Your goal. Select lines where the word "tasks" appears.
Dataset entries start
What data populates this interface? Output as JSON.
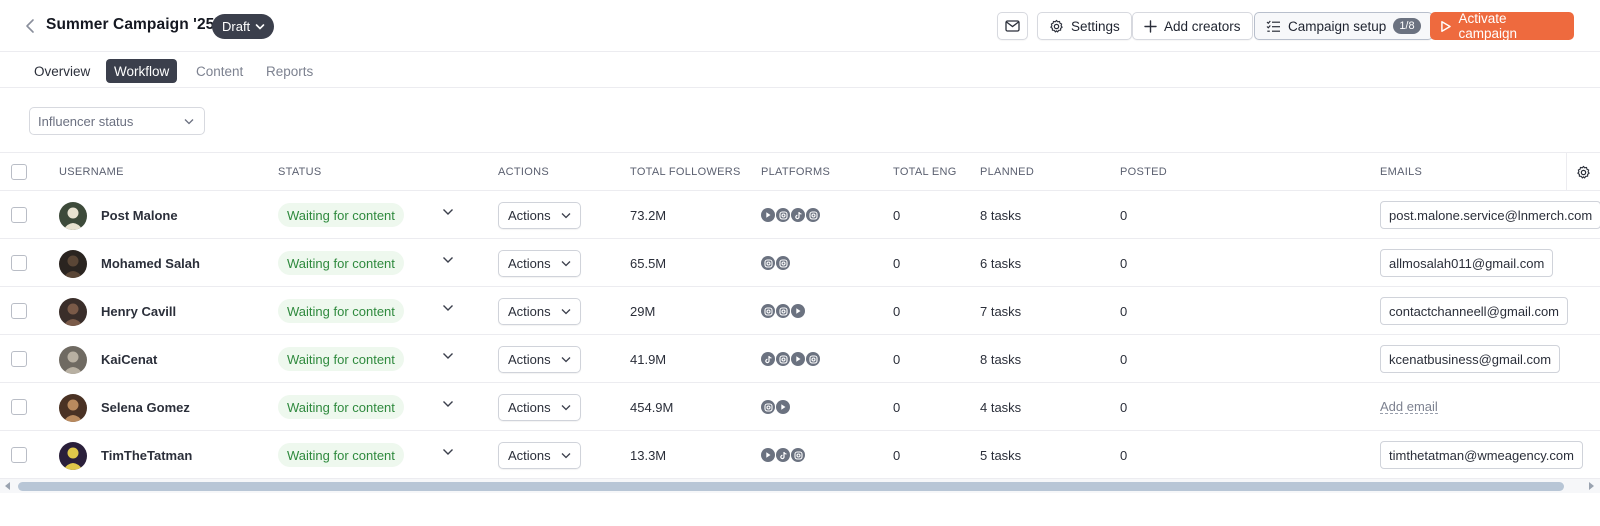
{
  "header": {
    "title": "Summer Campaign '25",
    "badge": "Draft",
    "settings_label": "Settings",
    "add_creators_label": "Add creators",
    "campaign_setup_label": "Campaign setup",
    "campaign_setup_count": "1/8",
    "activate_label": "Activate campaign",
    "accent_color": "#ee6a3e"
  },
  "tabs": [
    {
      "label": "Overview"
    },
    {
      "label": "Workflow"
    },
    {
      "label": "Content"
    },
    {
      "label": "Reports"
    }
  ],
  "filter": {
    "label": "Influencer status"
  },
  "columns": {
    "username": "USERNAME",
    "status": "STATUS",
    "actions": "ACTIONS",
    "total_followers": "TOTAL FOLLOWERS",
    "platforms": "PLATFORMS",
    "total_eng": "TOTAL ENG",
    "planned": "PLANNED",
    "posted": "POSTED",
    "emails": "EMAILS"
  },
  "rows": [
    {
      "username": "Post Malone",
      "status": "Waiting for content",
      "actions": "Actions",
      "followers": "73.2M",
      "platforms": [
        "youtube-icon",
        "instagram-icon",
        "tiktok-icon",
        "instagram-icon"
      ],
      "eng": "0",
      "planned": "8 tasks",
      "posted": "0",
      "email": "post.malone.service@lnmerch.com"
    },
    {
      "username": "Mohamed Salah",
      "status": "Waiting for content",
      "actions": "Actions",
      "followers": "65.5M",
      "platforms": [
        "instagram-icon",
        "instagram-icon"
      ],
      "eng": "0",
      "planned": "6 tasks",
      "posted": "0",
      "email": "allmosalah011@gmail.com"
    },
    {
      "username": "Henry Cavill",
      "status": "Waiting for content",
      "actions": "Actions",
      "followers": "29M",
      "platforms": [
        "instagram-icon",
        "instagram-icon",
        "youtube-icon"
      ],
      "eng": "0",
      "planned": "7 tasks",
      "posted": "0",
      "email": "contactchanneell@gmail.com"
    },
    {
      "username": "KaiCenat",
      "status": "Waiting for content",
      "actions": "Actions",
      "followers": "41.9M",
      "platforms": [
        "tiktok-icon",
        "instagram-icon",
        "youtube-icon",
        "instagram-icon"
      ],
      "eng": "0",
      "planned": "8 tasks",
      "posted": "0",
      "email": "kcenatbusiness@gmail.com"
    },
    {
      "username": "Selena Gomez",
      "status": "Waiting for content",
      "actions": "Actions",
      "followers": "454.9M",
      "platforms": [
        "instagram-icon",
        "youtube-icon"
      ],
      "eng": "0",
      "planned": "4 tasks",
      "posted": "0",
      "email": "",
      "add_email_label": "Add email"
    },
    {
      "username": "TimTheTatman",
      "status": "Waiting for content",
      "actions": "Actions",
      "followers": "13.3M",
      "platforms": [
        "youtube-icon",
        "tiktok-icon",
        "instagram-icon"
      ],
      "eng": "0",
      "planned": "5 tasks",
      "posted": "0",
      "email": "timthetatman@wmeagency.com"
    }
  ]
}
Dataset entries end
Solution for this problem.
      "planned": "8 tasks",
      "planned": "6 tasks",
      "planned": "7 tasks",
      "planned": "8 tasks",
      "planned": "4 tasks",
      "planned": "5 tasks",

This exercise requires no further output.